>> BEGIN

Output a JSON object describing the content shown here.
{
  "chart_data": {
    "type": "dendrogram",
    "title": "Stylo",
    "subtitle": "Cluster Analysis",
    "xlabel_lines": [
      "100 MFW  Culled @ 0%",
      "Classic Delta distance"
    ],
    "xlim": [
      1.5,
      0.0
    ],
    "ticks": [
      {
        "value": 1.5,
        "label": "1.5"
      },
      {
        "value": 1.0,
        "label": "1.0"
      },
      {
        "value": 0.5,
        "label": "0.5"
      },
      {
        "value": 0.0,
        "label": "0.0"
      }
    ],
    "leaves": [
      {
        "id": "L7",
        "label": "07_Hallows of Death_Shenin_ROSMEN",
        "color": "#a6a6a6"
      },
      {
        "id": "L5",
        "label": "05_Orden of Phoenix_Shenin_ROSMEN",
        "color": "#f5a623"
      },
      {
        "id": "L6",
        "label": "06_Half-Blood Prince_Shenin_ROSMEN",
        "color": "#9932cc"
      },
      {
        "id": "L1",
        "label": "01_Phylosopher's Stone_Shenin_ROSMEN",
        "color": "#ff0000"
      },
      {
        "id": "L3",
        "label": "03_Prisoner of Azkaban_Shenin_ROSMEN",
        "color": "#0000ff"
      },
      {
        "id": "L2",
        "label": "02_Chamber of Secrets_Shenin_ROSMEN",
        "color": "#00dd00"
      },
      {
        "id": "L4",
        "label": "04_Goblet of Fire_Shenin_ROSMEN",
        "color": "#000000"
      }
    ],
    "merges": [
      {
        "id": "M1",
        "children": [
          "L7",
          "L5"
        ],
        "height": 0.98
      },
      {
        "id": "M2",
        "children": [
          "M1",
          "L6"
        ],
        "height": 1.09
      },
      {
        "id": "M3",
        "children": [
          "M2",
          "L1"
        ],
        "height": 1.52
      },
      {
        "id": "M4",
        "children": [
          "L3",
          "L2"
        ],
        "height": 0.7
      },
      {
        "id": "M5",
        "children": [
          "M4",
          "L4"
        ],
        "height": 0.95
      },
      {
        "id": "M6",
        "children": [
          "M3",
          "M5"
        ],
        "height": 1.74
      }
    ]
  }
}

>> END

WRITTEN TASK: Which lines contain "color"? Copy each of them.

FINAL RESULT:
        "color": "#a6a6a6"
        "color": "#f5a623"
        "color": "#9932cc"
        "color": "#ff0000"
        "color": "#0000ff"
        "color": "#00dd00"
        "color": "#000000"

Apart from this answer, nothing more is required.